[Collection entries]

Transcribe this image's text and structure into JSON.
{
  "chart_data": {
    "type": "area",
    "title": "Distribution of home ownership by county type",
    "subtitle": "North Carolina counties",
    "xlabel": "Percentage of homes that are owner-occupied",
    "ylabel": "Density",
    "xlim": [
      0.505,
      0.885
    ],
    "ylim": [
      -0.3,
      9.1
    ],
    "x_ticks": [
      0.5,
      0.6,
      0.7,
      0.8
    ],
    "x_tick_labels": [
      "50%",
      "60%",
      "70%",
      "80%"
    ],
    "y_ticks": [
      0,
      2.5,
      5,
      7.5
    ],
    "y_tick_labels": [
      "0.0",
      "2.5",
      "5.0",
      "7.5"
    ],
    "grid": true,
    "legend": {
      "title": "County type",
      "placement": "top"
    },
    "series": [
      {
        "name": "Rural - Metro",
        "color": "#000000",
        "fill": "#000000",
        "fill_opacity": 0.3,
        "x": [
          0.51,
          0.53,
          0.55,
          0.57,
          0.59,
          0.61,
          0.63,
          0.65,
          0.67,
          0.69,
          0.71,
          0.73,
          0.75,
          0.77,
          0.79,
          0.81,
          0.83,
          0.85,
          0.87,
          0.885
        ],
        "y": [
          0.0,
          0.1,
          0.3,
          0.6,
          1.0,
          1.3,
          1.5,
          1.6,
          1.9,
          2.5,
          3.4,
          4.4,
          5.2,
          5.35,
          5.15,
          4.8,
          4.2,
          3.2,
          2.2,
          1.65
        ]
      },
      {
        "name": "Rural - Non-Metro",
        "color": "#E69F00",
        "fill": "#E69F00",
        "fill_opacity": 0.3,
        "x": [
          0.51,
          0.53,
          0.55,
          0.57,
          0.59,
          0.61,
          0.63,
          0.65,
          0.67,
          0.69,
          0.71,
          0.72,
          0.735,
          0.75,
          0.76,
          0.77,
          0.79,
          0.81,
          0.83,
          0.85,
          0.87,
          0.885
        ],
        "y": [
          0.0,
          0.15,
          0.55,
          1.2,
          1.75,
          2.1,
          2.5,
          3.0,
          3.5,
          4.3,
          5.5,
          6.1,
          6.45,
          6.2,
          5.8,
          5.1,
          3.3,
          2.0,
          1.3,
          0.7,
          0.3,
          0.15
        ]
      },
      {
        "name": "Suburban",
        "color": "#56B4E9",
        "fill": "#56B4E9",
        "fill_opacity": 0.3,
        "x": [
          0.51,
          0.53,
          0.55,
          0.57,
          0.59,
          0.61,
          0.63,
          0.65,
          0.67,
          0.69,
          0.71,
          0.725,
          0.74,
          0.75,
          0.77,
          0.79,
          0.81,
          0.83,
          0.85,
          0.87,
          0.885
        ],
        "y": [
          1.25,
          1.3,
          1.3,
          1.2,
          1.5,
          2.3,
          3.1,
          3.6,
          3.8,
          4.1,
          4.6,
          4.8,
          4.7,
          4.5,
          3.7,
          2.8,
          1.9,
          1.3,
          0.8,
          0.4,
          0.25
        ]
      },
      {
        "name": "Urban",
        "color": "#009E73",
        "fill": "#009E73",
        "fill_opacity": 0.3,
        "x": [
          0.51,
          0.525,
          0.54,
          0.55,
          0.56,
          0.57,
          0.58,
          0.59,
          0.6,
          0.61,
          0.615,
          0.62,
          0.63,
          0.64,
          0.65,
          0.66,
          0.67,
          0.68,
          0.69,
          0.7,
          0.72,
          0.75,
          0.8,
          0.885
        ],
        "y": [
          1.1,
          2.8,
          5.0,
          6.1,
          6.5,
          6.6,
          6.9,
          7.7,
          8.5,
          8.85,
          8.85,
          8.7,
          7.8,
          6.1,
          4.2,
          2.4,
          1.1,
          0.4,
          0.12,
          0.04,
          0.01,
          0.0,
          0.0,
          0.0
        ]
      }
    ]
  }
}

• [Given exercise]
Reproduce the data in its entirety, matching each character.

• [Problem solution]
Transcribe this image's text and structure into JSON.
{
  "chart_data": {
    "type": "area",
    "title": "Distribution of home ownership by county type",
    "subtitle": "North Carolina counties",
    "xlabel": "Percentage of homes that are owner-occupied",
    "ylabel": "Density",
    "xlim": [
      0.505,
      0.885
    ],
    "ylim": [
      -0.3,
      9.1
    ],
    "x_ticks": [
      0.5,
      0.6,
      0.7,
      0.8
    ],
    "x_tick_labels": [
      "50%",
      "60%",
      "70%",
      "80%"
    ],
    "y_ticks": [
      0,
      2.5,
      5,
      7.5
    ],
    "y_tick_labels": [
      "0.0",
      "2.5",
      "5.0",
      "7.5"
    ],
    "grid": true,
    "legend": {
      "title": "County type",
      "placement": "top"
    },
    "series": [
      {
        "name": "Rural - Metro",
        "color": "#000000",
        "fill": "#000000",
        "fill_opacity": 0.3,
        "x": [
          0.51,
          0.53,
          0.55,
          0.57,
          0.59,
          0.61,
          0.63,
          0.65,
          0.67,
          0.69,
          0.71,
          0.73,
          0.75,
          0.77,
          0.79,
          0.81,
          0.83,
          0.85,
          0.87,
          0.885
        ],
        "y": [
          0.0,
          0.1,
          0.3,
          0.6,
          1.0,
          1.3,
          1.5,
          1.6,
          1.9,
          2.5,
          3.4,
          4.4,
          5.2,
          5.35,
          5.15,
          4.8,
          4.2,
          3.2,
          2.2,
          1.65
        ]
      },
      {
        "name": "Rural - Non-Metro",
        "color": "#E69F00",
        "fill": "#E69F00",
        "fill_opacity": 0.3,
        "x": [
          0.51,
          0.53,
          0.55,
          0.57,
          0.59,
          0.61,
          0.63,
          0.65,
          0.67,
          0.69,
          0.71,
          0.72,
          0.735,
          0.75,
          0.76,
          0.77,
          0.79,
          0.81,
          0.83,
          0.85,
          0.87,
          0.885
        ],
        "y": [
          0.0,
          0.15,
          0.55,
          1.2,
          1.75,
          2.1,
          2.5,
          3.0,
          3.5,
          4.3,
          5.5,
          6.1,
          6.45,
          6.2,
          5.8,
          5.1,
          3.3,
          2.0,
          1.3,
          0.7,
          0.3,
          0.15
        ]
      },
      {
        "name": "Suburban",
        "color": "#56B4E9",
        "fill": "#56B4E9",
        "fill_opacity": 0.3,
        "x": [
          0.51,
          0.53,
          0.55,
          0.57,
          0.59,
          0.61,
          0.63,
          0.65,
          0.67,
          0.69,
          0.71,
          0.725,
          0.74,
          0.75,
          0.77,
          0.79,
          0.81,
          0.83,
          0.85,
          0.87,
          0.885
        ],
        "y": [
          1.25,
          1.3,
          1.3,
          1.2,
          1.5,
          2.3,
          3.1,
          3.6,
          3.8,
          4.1,
          4.6,
          4.8,
          4.7,
          4.5,
          3.7,
          2.8,
          1.9,
          1.3,
          0.8,
          0.4,
          0.25
        ]
      },
      {
        "name": "Urban",
        "color": "#009E73",
        "fill": "#009E73",
        "fill_opacity": 0.3,
        "x": [
          0.51,
          0.525,
          0.54,
          0.55,
          0.56,
          0.57,
          0.58,
          0.59,
          0.6,
          0.61,
          0.615,
          0.62,
          0.63,
          0.64,
          0.65,
          0.66,
          0.67,
          0.68,
          0.69,
          0.7,
          0.72,
          0.75,
          0.8,
          0.885
        ],
        "y": [
          1.1,
          2.8,
          5.0,
          6.1,
          6.5,
          6.6,
          6.9,
          7.7,
          8.5,
          8.85,
          8.85,
          8.7,
          7.8,
          6.1,
          4.2,
          2.4,
          1.1,
          0.4,
          0.12,
          0.04,
          0.01,
          0.0,
          0.0,
          0.0
        ]
      }
    ]
  }
}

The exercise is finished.